Data records
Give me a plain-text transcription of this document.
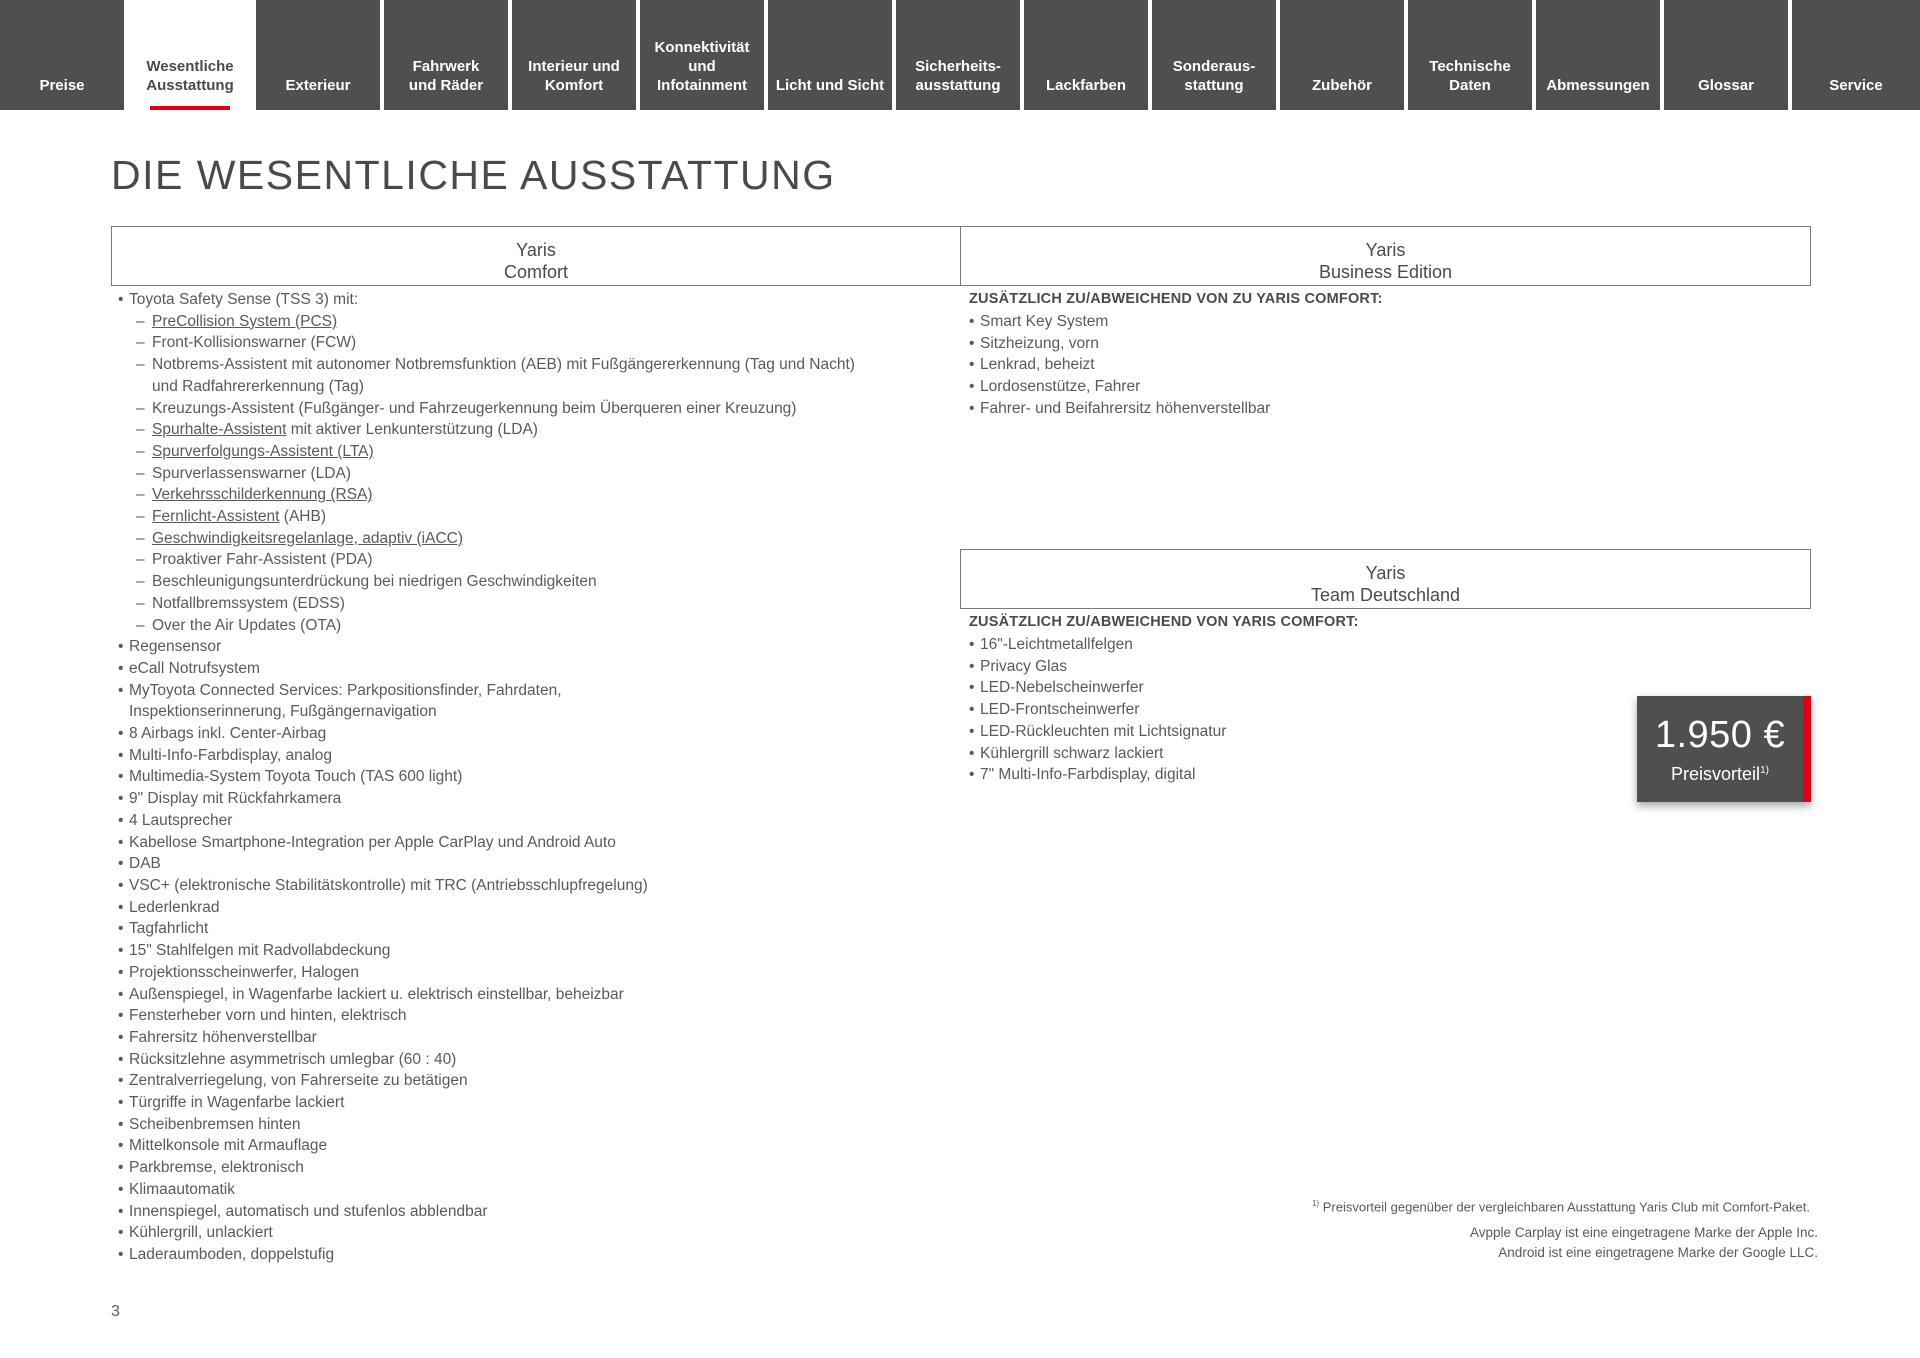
Preise
Wesentliche
Ausstattung	Exterieur
Fahrwerk
und Räder
Interieur und
Komfort
Konnektivität
und
Infotainment Licht und Sicht
Sicherheits-
ausstattung	Lackfarben
Sonderaus-
stattung	Zubehör
Technische
Daten	Abmessungen	Glossar	Service
DIE WESENTLICHE AUSSTATTUNG
Yaris
Comfort
Yaris
Business Edition
• Toyota Safety Sense (TSS 3) mit:
– PreCollision System (PCS)
– Front-Kollisionswarner (FCW)
– Notbrems-Assistent mit autonomer Notbremsfunktion (AEB) mit Fußgängererkennung (Tag und Nacht)
und Radfahrererkennung (Tag)
– Kreuzungs-Assistent (Fußgänger- und Fahrzeugerkennung beim Überqueren einer Kreuzung)
– Spurhalte-Assistent mit aktiver Lenkunterstützung (LDA)
– Spurverfolgungs-Assistent (LTA)
– Spurverlassenswarner (LDA)
– Verkehrsschilderkennung (RSA)
– Fernlicht-Assistent (AHB)
– Geschwindigkeitsregelanlage, adaptiv (iACC)
– Proaktiver Fahr-Assistent (PDA)
– Beschleunigungsunterdrückung bei niedrigen Geschwindigkeiten
– Notfallbremssystem (EDSS)
– Over the Air Updates (OTA)
• Regensensor
• eCall Notrufsystem
• MyToyota Connected Services: Parkpositionsfinder, Fahrdaten,
Inspektionserinnerung, Fußgängernavigation
• 8 Airbags inkl. Center-Airbag
• Multi-Info-Farbdisplay, analog
• Multimedia-System Toyota Touch (TAS 600 light)
• 9" Display mit Rückfahrkamera
• 4 Lautsprecher
• Kabellose Smartphone-Integration per Apple CarPlay und Android Auto
• DAB
• VSC+ (elektronische Stabilitätskontrolle) mit TRC (Antriebsschlupfregelung)
• Lederlenkrad
• Tagfahrlicht
• 15" Stahlfelgen mit Radvollabdeckung
• Projektionsscheinwerfer, Halogen
• Außenspiegel, in Wagenfarbe lackiert u. elektrisch einstellbar, beheizbar
• Fensterheber vorn und hinten, elektrisch
• Fahrersitz höhenverstellbar
• Rücksitzlehne asymmetrisch umlegbar (60 : 40)
• Zentralverriegelung, von Fahrerseite zu betätigen
• Türgriffe in Wagenfarbe lackiert
• Scheibenbremsen hinten
• Mittelkonsole mit Armauflage
• Parkbremse, elektronisch
• Klimaautomatik
• Innenspiegel, automatisch und stufenlos abblendbar
• Kühlergrill, unlackiert
• Laderaumboden, doppelstufig
ZUSÄTZLICH ZU/ABWEICHEND VON ZU YARIS COMFORT:
• Smart Key System
• Sitzheizung, vorn
• Lenkrad, beheizt
• Lordosenstütze, Fahrer
• Fahrer- und Beifahrersitz höhenverstellbar
Yaris
Team Deutschland
ZUSÄTZLICH ZU/ABWEICHEND VON YARIS COMFORT:
• 16"-Leichtmetallfelgen
• Privacy Glas
• LED-Nebelscheinwerfer
• LED-Frontscheinwerfer
• LED-Rückleuchten mit Lichtsignatur
• Kühlergrill schwarz lackiert
• 7" Multi-Info-Farbdisplay, digital
1.950 €
Preisvorteil$^{1)}$
$^{1)}$ Preisvorteil gegenüber der vergleichbaren Ausstattung Yaris Club mit Comfort-Paket.
Avpple Carplay ist eine eingetragene Marke der Apple Inc.
Android ist eine eingetragene Marke der Google LLC.
3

• Work to complete
Within the entries above, report how many lines include "Marke", and keep the answer to the number.

• Output of the task
2